*** Opening of Dataset extract ***

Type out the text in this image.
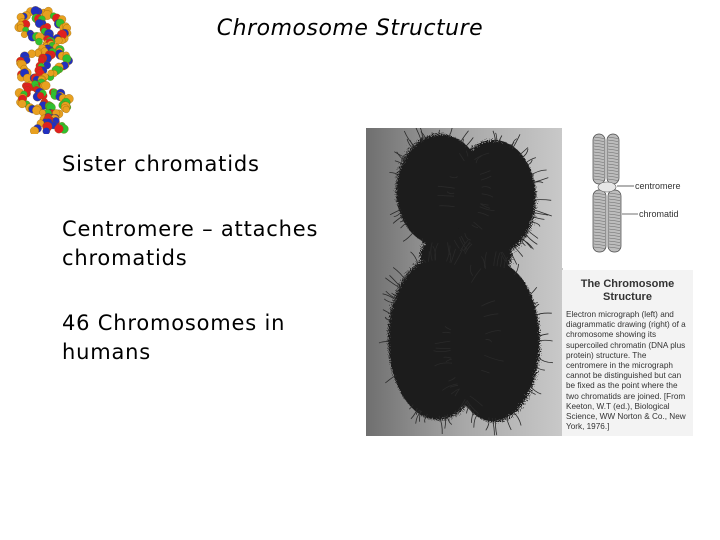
Chromosome Structure
Sister chromatids
Centromere – attaches chromatids
46 Chromosomes in humans
centromere
chromatid
The Chromosome Structure
Electron micrograph (left) and diagrammatic drawing (right) of a chromosome showing its supercoiled chromatin (DNA plus protein) structure. The centromere in the micrograph cannot be distinguished but can be fixed as the point where the two chromatids are joined. [From Keeton, W.T (ed.), Biological Science, WW Norton & Co., New York, 1976.]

*** Close of Dataset extract ***

Task requirements -> Scan the lines above for "chromatids", then copy every one that has it.

Written solution ->
Sister chromatids
Centromere – attaches chromatids
Electron micrograph (left) and diagrammatic drawing (right) of a chromosome showing its supercoiled chromatin (DNA plus protein) structure. The centromere in the micrograph cannot be distinguished but can be fixed as the point where the two chromatids are joined. [From Keeton, W.T (ed.), Biological Science, WW Norton & Co., New York, 1976.]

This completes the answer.